> EXERCISE BRIEF
What lines of the data below hold "elements"? Show them.

━━ DATA PROVIDED ━━

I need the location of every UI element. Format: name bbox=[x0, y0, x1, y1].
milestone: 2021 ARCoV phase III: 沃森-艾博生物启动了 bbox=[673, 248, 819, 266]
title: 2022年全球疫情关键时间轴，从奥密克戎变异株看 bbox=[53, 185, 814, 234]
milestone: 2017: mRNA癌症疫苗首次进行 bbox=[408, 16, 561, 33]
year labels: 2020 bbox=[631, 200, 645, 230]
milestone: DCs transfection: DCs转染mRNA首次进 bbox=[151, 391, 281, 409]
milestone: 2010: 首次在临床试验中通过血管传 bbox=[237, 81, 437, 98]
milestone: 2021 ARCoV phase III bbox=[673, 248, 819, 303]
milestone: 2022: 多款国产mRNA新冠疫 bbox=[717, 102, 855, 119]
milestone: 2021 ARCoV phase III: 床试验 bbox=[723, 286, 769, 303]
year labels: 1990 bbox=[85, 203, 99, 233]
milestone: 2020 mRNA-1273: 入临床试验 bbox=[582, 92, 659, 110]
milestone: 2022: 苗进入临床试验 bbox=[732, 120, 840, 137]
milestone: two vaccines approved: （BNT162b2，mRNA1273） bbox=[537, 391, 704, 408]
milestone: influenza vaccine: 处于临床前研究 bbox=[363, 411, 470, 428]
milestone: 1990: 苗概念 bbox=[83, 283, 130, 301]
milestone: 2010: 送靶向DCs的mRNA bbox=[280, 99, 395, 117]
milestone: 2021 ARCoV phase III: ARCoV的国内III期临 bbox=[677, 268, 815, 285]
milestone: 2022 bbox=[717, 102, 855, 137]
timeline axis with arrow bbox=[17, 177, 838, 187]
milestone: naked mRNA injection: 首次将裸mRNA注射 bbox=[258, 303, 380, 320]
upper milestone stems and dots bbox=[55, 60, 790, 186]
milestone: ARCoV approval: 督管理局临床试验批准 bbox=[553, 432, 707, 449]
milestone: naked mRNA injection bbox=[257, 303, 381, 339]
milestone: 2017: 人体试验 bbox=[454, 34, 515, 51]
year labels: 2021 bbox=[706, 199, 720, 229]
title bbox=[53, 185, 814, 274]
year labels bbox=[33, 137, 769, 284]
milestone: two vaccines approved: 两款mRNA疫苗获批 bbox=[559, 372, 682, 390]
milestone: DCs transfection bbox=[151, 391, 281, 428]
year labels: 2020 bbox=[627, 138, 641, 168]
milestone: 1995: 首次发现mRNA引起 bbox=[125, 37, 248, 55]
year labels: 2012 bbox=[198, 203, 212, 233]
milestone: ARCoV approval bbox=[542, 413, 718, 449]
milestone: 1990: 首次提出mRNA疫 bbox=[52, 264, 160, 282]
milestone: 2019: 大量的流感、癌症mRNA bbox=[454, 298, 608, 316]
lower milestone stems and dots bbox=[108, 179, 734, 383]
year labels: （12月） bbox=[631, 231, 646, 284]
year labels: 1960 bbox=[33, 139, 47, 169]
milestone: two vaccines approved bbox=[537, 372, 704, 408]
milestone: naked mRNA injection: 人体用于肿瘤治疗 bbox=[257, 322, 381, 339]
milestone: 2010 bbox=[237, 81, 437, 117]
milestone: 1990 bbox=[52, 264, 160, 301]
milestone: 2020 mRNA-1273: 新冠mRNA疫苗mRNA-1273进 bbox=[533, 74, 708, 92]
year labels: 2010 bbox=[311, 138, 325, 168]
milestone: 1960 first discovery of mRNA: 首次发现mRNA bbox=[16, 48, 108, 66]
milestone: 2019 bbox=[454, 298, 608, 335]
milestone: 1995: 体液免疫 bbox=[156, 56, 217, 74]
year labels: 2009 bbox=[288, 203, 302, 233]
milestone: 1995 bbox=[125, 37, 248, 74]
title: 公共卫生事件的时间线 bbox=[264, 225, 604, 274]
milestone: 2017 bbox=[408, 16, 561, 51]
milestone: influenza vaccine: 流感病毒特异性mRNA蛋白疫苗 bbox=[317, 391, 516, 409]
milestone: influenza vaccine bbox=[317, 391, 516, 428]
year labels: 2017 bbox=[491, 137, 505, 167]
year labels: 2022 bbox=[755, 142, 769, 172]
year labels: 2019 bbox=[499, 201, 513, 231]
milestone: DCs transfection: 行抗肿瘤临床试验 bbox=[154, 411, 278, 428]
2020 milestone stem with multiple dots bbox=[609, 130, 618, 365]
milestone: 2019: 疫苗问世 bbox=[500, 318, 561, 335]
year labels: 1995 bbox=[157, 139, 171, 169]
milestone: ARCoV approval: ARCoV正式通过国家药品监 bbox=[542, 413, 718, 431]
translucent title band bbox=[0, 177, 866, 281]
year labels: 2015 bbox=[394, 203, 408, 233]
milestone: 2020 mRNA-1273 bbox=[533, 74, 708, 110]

━━━
━━ DATA PROVIDED ━━

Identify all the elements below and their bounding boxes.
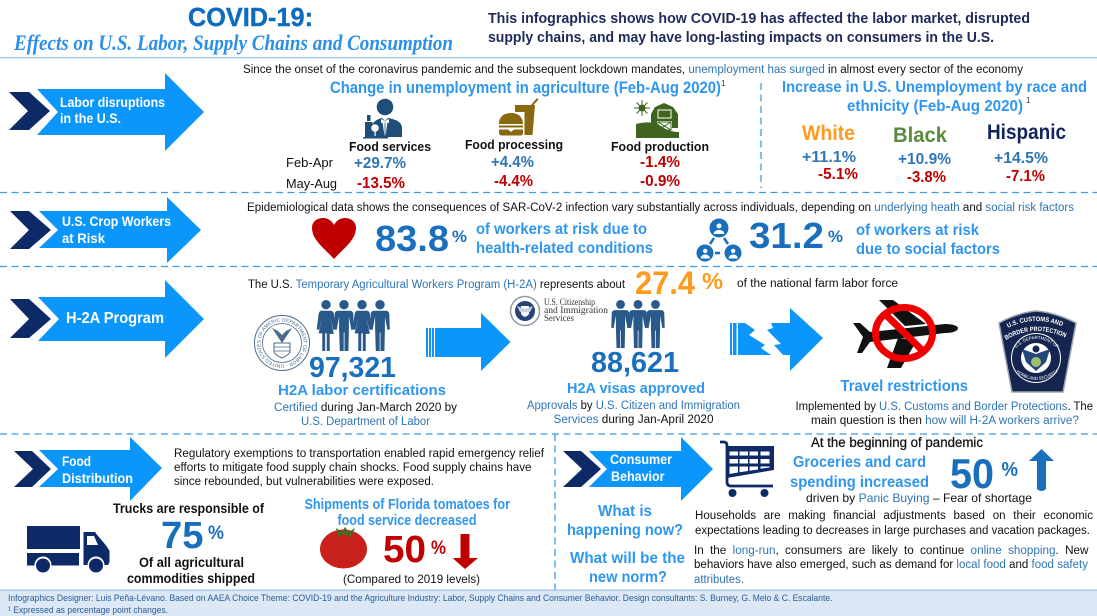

━━━
━━ DATA PROVIDED ━━

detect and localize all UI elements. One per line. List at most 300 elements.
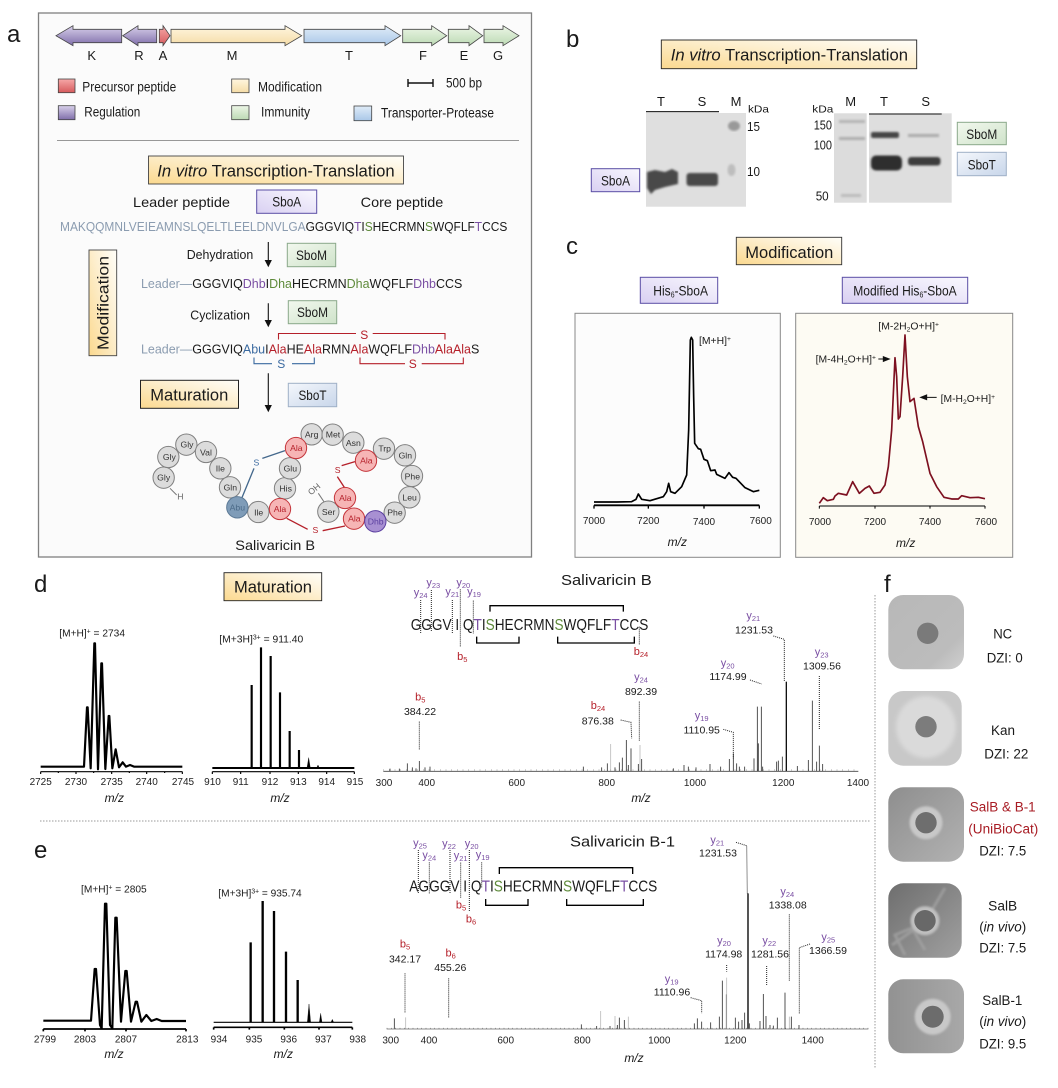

━━━

> TASK RESULT
Identify all the elements below and their bounding boxes.
detect and localize all UI elements. One per line. List at most 300 elements.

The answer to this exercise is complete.